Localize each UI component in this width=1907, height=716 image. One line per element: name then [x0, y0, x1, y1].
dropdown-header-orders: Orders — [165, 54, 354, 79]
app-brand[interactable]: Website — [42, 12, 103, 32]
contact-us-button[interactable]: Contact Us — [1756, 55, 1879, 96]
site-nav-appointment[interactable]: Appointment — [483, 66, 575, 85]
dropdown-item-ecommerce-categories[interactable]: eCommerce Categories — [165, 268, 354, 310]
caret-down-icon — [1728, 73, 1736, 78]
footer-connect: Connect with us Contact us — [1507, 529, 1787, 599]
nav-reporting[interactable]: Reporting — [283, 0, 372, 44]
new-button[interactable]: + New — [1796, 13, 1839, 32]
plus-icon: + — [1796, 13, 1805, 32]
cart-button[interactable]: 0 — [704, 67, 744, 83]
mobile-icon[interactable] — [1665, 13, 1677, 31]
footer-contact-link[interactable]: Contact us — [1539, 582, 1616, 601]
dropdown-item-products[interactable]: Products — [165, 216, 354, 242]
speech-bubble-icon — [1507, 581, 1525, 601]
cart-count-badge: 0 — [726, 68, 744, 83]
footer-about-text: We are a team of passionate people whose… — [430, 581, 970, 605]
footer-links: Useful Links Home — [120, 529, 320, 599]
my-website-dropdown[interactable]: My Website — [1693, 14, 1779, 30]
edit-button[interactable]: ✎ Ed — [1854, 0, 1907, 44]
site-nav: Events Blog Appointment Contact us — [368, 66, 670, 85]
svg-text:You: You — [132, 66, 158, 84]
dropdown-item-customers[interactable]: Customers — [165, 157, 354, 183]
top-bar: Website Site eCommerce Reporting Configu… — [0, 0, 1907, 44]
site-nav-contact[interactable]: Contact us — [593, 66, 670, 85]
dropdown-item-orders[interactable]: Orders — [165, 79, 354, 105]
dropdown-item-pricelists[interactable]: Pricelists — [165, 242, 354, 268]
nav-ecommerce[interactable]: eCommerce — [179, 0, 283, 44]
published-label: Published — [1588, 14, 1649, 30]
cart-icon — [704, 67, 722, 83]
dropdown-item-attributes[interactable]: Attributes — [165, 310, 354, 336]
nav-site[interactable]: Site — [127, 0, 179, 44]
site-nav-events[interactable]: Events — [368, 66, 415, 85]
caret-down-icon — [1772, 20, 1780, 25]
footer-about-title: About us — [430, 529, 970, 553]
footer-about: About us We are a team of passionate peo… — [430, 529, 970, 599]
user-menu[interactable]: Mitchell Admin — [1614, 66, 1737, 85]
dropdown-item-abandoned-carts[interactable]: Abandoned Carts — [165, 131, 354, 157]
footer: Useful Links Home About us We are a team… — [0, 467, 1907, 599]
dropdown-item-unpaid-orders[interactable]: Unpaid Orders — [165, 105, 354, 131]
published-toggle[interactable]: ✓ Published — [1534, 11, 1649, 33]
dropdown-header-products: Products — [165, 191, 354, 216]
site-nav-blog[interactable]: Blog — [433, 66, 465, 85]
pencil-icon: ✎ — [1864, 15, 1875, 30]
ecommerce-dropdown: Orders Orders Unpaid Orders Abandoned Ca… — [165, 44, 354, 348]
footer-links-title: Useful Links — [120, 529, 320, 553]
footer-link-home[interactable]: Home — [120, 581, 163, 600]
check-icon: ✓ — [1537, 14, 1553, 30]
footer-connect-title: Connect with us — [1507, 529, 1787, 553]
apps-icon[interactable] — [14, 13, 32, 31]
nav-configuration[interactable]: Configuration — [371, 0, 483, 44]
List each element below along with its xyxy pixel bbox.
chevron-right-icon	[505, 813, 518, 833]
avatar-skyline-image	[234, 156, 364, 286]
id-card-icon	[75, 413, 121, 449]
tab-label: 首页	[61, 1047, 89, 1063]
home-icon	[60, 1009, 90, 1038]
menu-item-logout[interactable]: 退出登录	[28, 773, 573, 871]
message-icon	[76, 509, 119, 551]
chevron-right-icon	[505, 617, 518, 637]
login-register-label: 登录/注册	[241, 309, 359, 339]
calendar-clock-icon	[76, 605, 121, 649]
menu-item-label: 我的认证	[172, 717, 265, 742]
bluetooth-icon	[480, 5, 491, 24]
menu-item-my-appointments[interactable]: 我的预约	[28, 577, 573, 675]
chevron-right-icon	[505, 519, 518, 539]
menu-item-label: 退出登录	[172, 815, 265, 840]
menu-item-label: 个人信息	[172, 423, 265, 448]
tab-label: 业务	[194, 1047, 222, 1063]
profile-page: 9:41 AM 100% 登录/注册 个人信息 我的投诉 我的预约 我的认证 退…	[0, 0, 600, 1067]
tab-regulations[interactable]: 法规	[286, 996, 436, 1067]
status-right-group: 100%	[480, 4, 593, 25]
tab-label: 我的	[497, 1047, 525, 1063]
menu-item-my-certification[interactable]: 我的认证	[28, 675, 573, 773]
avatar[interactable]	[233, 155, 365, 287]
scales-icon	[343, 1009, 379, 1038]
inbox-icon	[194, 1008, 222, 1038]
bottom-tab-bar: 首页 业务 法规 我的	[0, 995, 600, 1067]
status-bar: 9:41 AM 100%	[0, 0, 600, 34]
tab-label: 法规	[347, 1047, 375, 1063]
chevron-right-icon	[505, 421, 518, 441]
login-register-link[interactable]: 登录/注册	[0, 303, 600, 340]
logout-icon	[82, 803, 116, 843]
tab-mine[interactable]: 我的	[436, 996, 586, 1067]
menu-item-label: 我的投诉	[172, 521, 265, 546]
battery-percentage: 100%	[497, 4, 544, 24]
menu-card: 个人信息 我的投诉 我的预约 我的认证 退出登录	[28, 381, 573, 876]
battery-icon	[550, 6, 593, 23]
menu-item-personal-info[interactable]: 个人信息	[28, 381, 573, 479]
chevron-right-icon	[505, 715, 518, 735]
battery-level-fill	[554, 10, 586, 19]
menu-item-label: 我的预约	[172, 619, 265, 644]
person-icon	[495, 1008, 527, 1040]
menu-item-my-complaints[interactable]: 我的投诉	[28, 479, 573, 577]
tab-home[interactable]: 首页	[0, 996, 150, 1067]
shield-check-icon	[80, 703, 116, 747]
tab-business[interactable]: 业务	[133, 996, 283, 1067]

Faça isto: Reproduza os dados acima, substituindo "chevron-right-icon" por "arrow-right-icon" e mantendo todo o restante inalterado.

Exercício resolvido:
Localize each UI component in this width=1907, height=716 image. One line per element: name then [x0, y0, x1, y1].
dropdown-header-orders: Orders — [165, 54, 354, 79]
app-brand[interactable]: Website — [42, 12, 103, 32]
contact-us-button[interactable]: Contact Us — [1756, 55, 1879, 96]
site-nav-appointment[interactable]: Appointment — [483, 66, 575, 85]
dropdown-item-ecommerce-categories[interactable]: eCommerce Categories — [165, 268, 354, 310]
caret-down-icon — [1728, 73, 1736, 78]
footer-connect: Connect with us Contact us — [1507, 529, 1787, 599]
nav-reporting[interactable]: Reporting — [283, 0, 372, 44]
new-button[interactable]: + New — [1796, 13, 1839, 32]
plus-icon: + — [1796, 13, 1805, 32]
cart-button[interactable]: 0 — [704, 67, 744, 83]
mobile-icon[interactable] — [1665, 13, 1677, 31]
footer-contact-link[interactable]: Contact us — [1539, 582, 1616, 601]
dropdown-item-products[interactable]: Products — [165, 216, 354, 242]
speech-bubble-icon — [1507, 581, 1525, 601]
cart-count-badge: 0 — [726, 68, 744, 83]
footer-about-text: We are a team of passionate people whose… — [430, 581, 970, 605]
footer-links: Useful Links Home — [120, 529, 320, 599]
my-website-dropdown[interactable]: My Website — [1693, 14, 1779, 30]
edit-button[interactable]: ✎ Ed — [1854, 0, 1907, 44]
site-nav: Events Blog Appointment Contact us — [368, 66, 670, 85]
svg-text:You: You — [132, 66, 158, 84]
dropdown-item-customers[interactable]: Customers — [165, 157, 354, 183]
top-bar: Website Site eCommerce Reporting Configu… — [0, 0, 1907, 44]
site-nav-contact[interactable]: Contact us — [593, 66, 670, 85]
dropdown-item-orders[interactable]: Orders — [165, 79, 354, 105]
dropdown-item-pricelists[interactable]: Pricelists — [165, 242, 354, 268]
nav-ecommerce[interactable]: eCommerce — [179, 0, 283, 44]
published-label: Published — [1588, 14, 1649, 30]
cart-icon — [704, 67, 722, 83]
dropdown-item-attributes[interactable]: Attributes — [165, 310, 354, 336]
nav-site[interactable]: Site — [127, 0, 179, 44]
site-nav-events[interactable]: Events — [368, 66, 415, 85]
caret-down-icon — [1772, 20, 1780, 25]
footer-about-title: About us — [430, 529, 970, 553]
footer-about: About us We are a team of passionate peo… — [430, 529, 970, 599]
user-menu[interactable]: Mitchell Admin — [1614, 66, 1737, 85]
dropdown-item-abandoned-carts[interactable]: Abandoned Carts — [165, 131, 354, 157]
footer: Useful Links Home About us We are a team… — [0, 467, 1907, 599]
dropdown-item-unpaid-orders[interactable]: Unpaid Orders — [165, 105, 354, 131]
published-toggle[interactable]: ✓ Published — [1534, 11, 1649, 33]
dropdown-header-products: Products — [165, 191, 354, 216]
site-nav-blog[interactable]: Blog — [433, 66, 465, 85]
pencil-icon: ✎ — [1864, 15, 1875, 30]
ecommerce-dropdown: Orders Orders Unpaid Orders Abandoned Ca… — [165, 44, 354, 348]
footer-links-title: Useful Links — [120, 529, 320, 553]
footer-link-home[interactable]: Home — [120, 581, 163, 600]
check-icon: ✓ — [1537, 14, 1553, 30]
footer-connect-title: Connect with us — [1507, 529, 1787, 553]
apps-icon[interactable] — [14, 13, 32, 31]
nav-configuration[interactable]: Configuration — [371, 0, 483, 44]
List each element below along with its xyxy pixel bbox.
arrow-right-icon	[505, 813, 518, 833]
avatar-skyline-image	[234, 156, 364, 286]
id-card-icon	[75, 413, 121, 449]
tab-label: 首页	[61, 1047, 89, 1063]
home-icon	[60, 1009, 90, 1038]
menu-item-logout[interactable]: 退出登录	[28, 773, 573, 871]
message-icon	[76, 509, 119, 551]
arrow-right-icon	[505, 617, 518, 637]
login-register-label: 登录/注册	[241, 309, 359, 339]
calendar-clock-icon	[76, 605, 121, 649]
menu-item-label: 我的认证	[172, 717, 265, 742]
bluetooth-icon	[480, 5, 491, 24]
menu-item-my-appointments[interactable]: 我的预约	[28, 577, 573, 675]
arrow-right-icon	[505, 519, 518, 539]
menu-item-label: 退出登录	[172, 815, 265, 840]
menu-item-label: 个人信息	[172, 423, 265, 448]
tab-label: 业务	[194, 1047, 222, 1063]
profile-page: 9:41 AM 100% 登录/注册 个人信息 我的投诉 我的预约 我的认证 退…	[0, 0, 600, 1067]
tab-regulations[interactable]: 法规	[286, 996, 436, 1067]
status-right-group: 100%	[480, 4, 593, 25]
tab-label: 我的	[497, 1047, 525, 1063]
menu-item-my-certification[interactable]: 我的认证	[28, 675, 573, 773]
avatar[interactable]	[233, 155, 365, 287]
scales-icon	[343, 1009, 379, 1038]
inbox-icon	[194, 1008, 222, 1038]
bottom-tab-bar: 首页 业务 法规 我的	[0, 995, 600, 1067]
status-bar: 9:41 AM 100%	[0, 0, 600, 34]
tab-label: 法规	[347, 1047, 375, 1063]
arrow-right-icon	[505, 421, 518, 441]
login-register-link[interactable]: 登录/注册	[0, 303, 600, 340]
logout-icon	[82, 803, 116, 843]
tab-mine[interactable]: 我的	[436, 996, 586, 1067]
menu-item-label: 我的投诉	[172, 521, 265, 546]
battery-percentage: 100%	[497, 4, 544, 24]
menu-card: 个人信息 我的投诉 我的预约 我的认证 退出登录	[28, 381, 573, 876]
battery-icon	[550, 6, 593, 23]
menu-item-personal-info[interactable]: 个人信息	[28, 381, 573, 479]
arrow-right-icon	[505, 715, 518, 735]
battery-level-fill	[554, 10, 586, 19]
menu-item-label: 我的预约	[172, 619, 265, 644]
person-icon	[495, 1008, 527, 1040]
menu-item-my-complaints[interactable]: 我的投诉	[28, 479, 573, 577]
tab-home[interactable]: 首页	[0, 996, 150, 1067]
shield-check-icon	[80, 703, 116, 747]
tab-business[interactable]: 业务	[133, 996, 283, 1067]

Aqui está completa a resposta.